[REQUEST] Whenever a line below holds the word "aquaperla", copy that line.

[RECORDS PROVIDED]
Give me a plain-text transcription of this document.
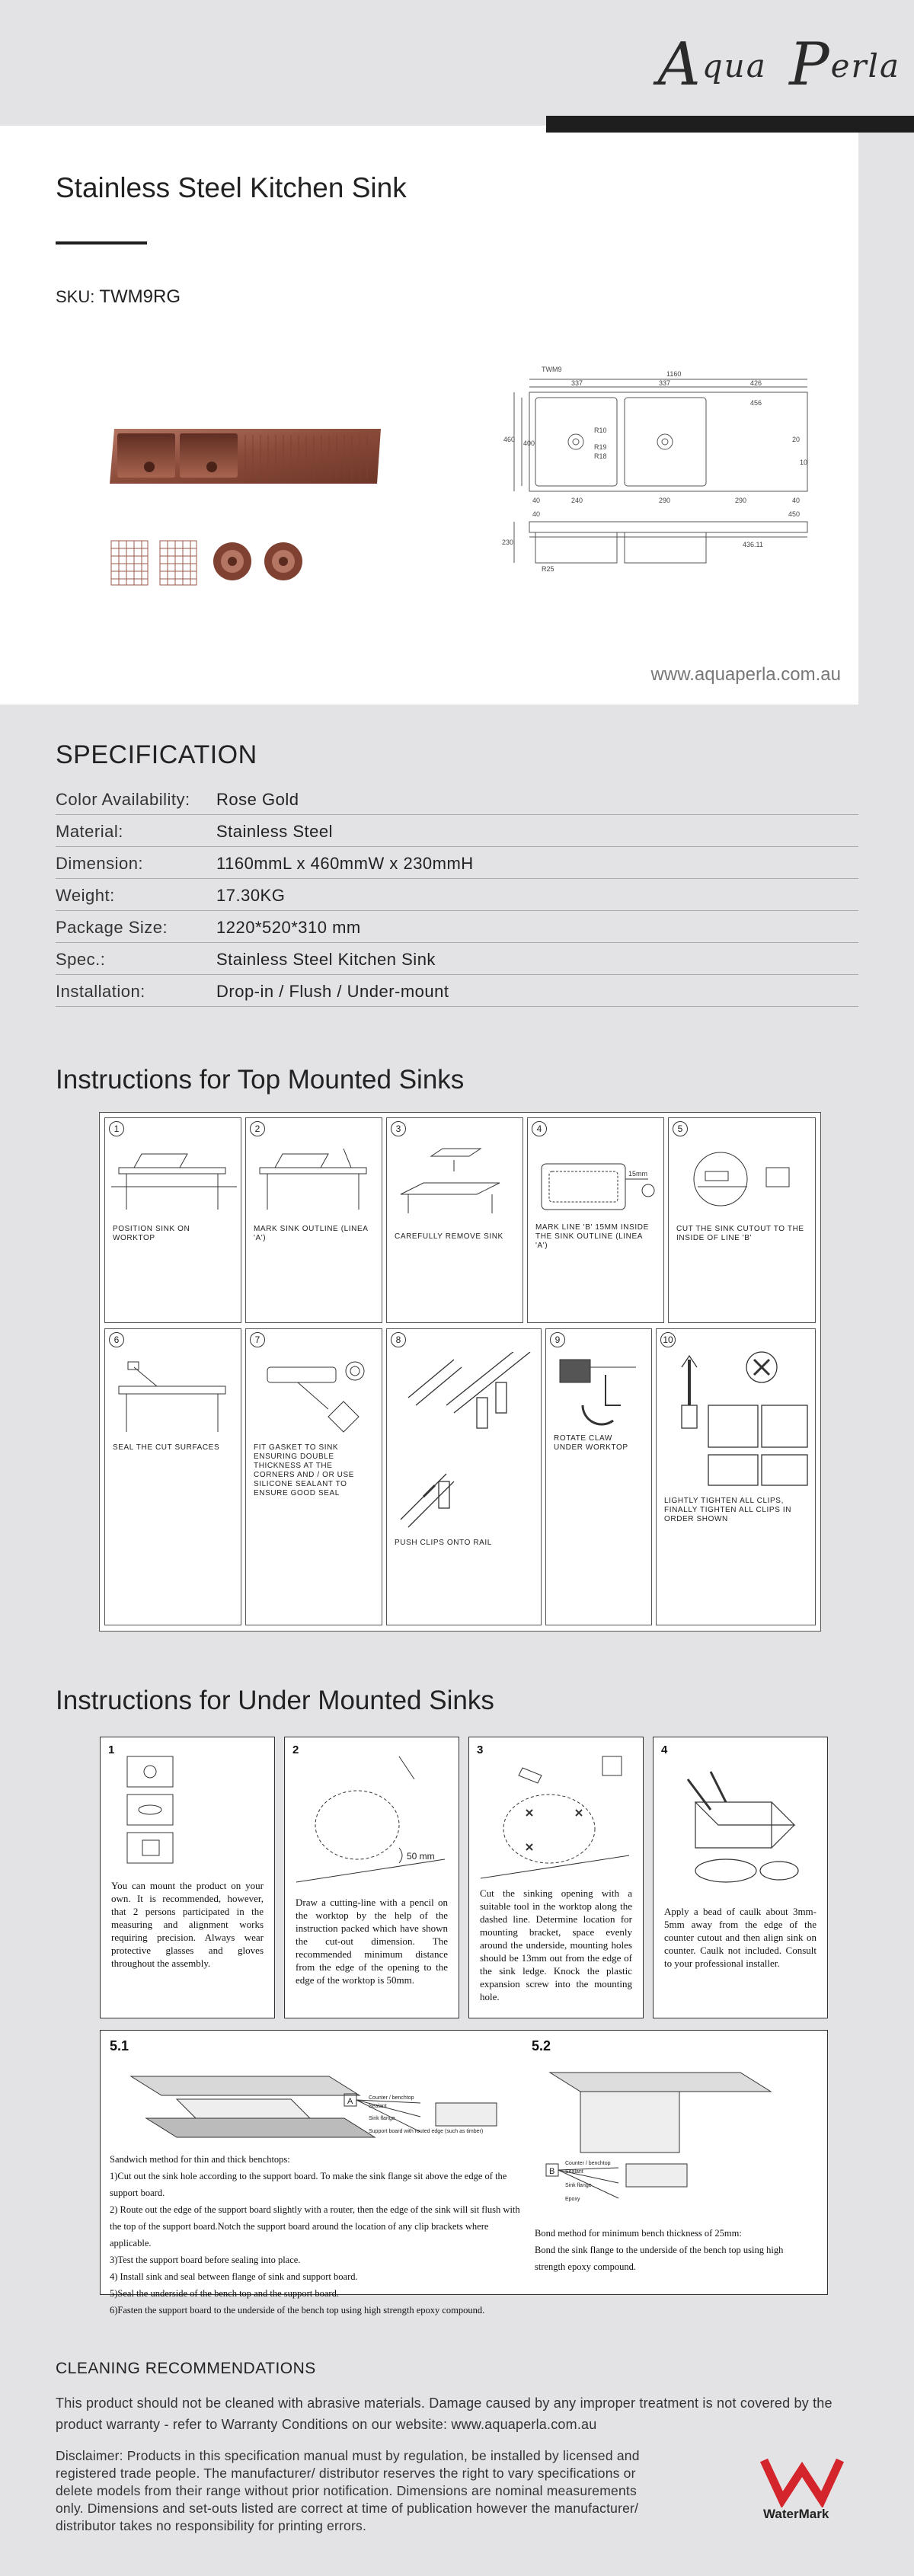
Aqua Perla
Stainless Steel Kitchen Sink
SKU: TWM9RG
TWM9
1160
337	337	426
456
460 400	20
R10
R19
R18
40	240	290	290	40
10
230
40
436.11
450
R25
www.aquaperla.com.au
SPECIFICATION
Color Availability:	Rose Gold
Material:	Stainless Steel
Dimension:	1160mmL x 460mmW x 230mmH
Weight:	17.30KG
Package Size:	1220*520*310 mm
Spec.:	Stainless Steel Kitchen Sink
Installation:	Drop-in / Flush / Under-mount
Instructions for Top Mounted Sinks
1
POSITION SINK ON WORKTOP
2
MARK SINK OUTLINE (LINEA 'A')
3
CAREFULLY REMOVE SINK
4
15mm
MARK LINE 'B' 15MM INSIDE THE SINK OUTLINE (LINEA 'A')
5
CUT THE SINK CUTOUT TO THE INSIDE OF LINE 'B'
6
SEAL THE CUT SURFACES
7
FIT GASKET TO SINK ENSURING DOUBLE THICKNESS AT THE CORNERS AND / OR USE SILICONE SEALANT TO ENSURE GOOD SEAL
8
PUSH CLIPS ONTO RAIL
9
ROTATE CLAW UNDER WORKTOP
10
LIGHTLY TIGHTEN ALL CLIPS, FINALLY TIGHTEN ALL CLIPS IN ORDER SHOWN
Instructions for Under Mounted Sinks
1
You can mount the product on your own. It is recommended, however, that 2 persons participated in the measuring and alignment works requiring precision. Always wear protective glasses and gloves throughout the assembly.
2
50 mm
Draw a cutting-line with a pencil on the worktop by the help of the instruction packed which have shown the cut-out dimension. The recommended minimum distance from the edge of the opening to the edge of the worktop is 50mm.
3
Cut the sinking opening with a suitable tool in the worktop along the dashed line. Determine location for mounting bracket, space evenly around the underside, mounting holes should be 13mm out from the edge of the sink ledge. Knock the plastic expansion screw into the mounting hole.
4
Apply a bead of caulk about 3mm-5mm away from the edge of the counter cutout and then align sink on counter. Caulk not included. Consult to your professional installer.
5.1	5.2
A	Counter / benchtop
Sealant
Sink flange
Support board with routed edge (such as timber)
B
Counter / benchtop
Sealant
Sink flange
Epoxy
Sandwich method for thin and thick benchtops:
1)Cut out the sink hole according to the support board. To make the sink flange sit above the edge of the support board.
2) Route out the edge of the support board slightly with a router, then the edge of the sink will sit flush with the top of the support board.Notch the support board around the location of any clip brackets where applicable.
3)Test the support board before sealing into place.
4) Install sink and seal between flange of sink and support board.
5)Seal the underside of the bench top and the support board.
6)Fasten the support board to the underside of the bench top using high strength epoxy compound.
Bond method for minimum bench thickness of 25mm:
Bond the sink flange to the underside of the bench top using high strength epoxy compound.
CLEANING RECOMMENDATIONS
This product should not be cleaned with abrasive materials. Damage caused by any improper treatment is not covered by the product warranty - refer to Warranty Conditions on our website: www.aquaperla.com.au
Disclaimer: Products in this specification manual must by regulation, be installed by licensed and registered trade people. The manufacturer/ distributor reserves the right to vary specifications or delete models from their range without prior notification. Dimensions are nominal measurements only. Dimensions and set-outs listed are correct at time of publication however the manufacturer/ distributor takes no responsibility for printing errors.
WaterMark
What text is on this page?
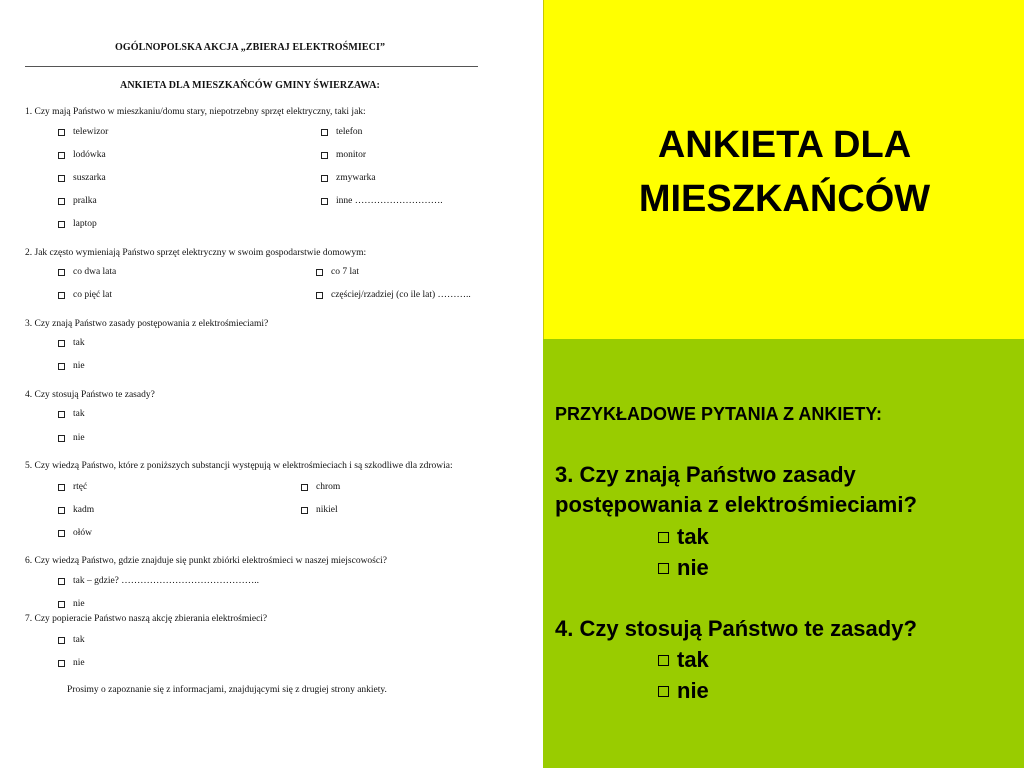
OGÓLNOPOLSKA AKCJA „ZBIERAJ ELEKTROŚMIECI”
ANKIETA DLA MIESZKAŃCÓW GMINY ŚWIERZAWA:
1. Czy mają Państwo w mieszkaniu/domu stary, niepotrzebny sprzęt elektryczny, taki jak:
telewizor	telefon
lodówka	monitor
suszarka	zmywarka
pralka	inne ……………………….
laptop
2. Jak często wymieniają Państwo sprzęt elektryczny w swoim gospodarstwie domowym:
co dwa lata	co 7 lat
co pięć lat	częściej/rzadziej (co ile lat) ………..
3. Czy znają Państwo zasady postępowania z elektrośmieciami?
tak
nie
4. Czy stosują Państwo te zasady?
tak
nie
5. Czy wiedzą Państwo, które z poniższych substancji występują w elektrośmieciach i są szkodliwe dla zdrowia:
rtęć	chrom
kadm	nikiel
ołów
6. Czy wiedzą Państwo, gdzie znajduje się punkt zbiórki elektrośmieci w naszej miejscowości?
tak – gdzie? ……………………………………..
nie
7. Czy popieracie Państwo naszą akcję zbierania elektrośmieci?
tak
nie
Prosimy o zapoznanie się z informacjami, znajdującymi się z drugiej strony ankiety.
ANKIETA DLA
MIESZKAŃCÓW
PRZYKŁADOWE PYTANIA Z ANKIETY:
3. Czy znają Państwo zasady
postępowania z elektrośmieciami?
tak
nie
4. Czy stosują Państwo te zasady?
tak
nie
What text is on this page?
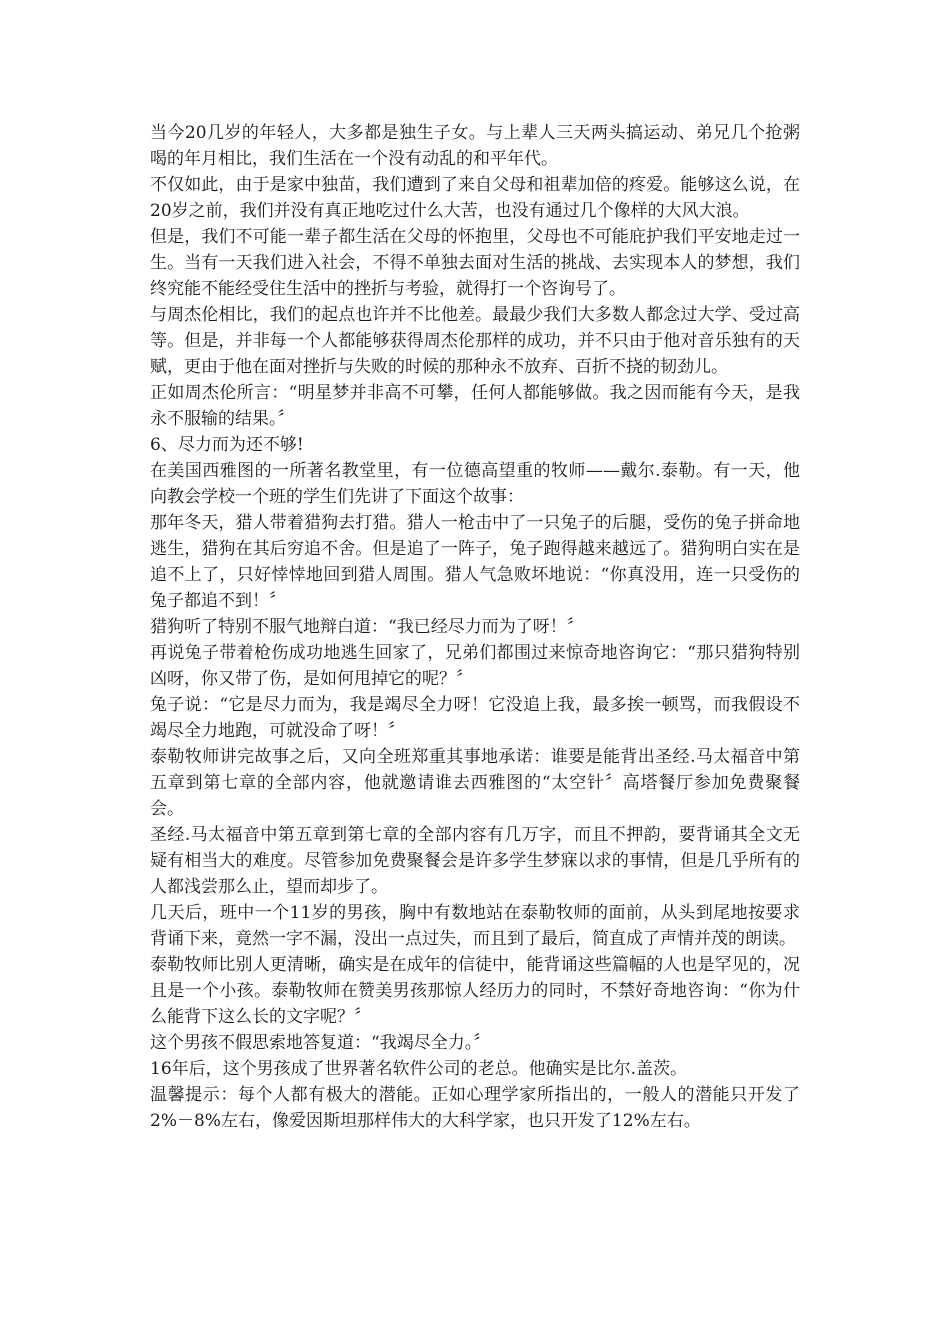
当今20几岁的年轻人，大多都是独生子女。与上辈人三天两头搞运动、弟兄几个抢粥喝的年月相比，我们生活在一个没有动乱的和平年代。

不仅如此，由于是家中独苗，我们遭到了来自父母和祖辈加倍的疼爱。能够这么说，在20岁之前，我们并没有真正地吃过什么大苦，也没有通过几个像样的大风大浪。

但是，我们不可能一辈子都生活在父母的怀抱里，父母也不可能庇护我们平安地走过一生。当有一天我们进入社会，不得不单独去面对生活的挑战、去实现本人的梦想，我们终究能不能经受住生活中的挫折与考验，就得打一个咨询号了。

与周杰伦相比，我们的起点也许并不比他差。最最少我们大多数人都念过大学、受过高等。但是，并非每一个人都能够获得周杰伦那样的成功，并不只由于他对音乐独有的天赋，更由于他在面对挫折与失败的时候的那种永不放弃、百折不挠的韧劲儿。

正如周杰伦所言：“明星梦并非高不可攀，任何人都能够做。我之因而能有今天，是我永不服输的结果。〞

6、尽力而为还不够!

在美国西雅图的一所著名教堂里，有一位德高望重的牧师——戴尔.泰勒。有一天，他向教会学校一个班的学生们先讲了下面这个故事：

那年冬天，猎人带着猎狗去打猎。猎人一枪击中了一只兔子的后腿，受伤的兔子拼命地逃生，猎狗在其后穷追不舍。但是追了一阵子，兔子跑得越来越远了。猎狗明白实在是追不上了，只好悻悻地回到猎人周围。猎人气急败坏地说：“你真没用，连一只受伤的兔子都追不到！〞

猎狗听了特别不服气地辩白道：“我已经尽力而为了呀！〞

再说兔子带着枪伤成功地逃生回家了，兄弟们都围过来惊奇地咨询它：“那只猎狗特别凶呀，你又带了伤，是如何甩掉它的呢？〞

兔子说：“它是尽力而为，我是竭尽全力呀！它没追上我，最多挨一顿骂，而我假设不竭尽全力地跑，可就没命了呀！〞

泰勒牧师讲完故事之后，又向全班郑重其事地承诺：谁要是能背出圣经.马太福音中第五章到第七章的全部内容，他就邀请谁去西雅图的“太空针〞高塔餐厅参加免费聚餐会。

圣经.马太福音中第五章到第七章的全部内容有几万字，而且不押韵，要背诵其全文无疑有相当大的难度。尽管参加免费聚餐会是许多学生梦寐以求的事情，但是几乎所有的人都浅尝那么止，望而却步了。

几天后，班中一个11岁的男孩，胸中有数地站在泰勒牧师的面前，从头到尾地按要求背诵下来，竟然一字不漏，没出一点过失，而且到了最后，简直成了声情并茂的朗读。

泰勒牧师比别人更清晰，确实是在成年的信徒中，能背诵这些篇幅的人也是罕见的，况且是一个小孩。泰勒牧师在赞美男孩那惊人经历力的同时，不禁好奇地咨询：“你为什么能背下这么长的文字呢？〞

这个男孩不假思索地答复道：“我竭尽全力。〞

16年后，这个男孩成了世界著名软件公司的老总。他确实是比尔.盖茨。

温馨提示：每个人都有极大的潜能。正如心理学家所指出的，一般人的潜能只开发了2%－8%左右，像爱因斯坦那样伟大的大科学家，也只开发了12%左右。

[TASK RESULT]
www.aquaperla.com.au
This product should not be cleaned with abrasive materials. Damage caused by any improper treatment is not covered by the product warranty - refer to Warranty Conditions on our website: www.aquaperla.com.au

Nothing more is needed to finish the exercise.